Collection entries:
-=-=-

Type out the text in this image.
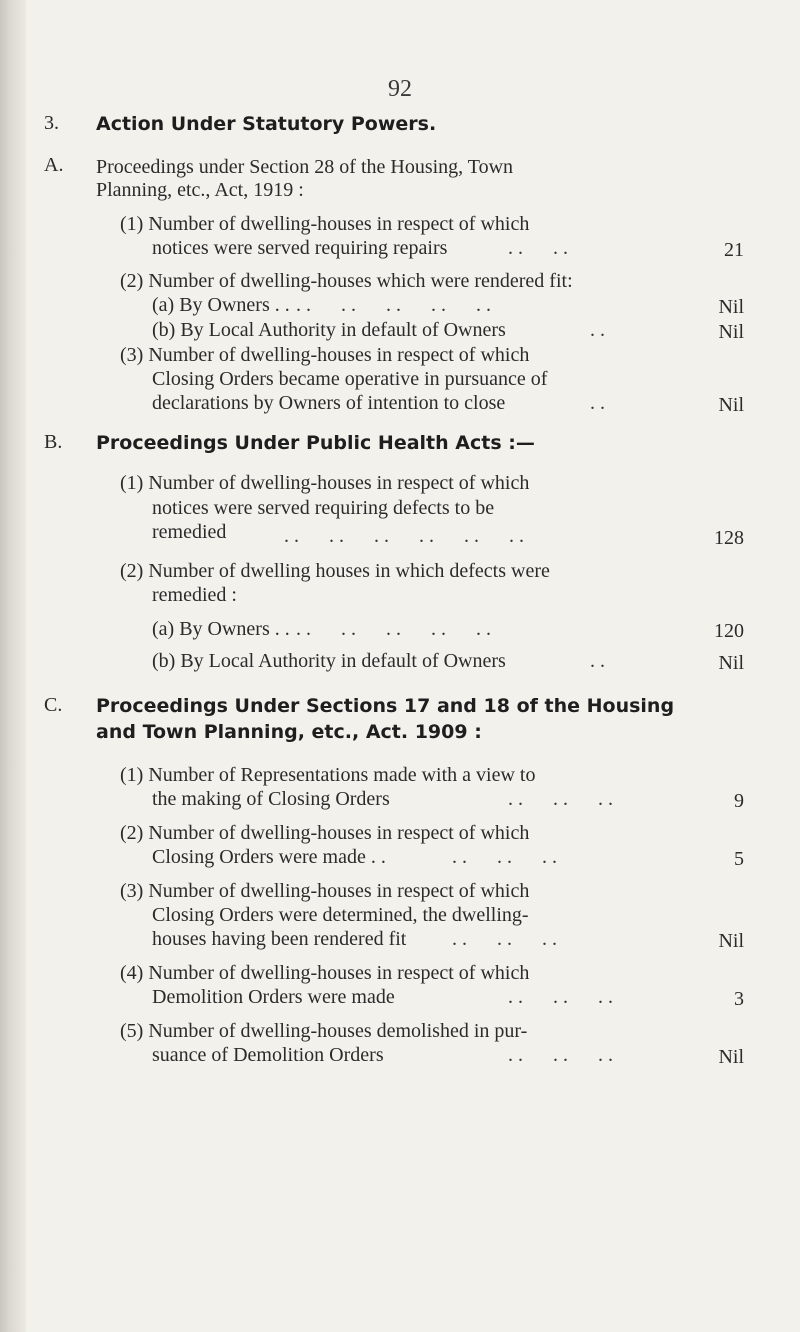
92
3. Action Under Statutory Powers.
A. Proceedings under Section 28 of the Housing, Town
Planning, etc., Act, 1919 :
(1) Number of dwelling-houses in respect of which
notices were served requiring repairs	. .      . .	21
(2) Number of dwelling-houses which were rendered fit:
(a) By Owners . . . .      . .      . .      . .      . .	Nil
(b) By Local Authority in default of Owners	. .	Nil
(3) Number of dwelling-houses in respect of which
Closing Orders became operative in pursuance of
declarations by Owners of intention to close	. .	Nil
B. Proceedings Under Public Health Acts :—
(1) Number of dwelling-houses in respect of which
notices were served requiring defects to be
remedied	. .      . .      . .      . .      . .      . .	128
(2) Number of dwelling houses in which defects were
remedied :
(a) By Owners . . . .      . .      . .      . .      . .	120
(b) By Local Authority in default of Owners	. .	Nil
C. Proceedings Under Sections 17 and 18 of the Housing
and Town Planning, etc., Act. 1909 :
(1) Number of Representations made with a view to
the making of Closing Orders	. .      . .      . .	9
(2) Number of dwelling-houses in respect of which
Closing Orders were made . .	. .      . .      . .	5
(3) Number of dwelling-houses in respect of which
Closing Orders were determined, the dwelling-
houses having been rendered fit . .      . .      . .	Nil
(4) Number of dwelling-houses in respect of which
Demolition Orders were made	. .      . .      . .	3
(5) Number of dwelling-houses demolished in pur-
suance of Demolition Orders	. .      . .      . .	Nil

-=-=-

OBJECTIVE: Give only a number: how many lines of the data hold the string "Orders"?

REPLY: 6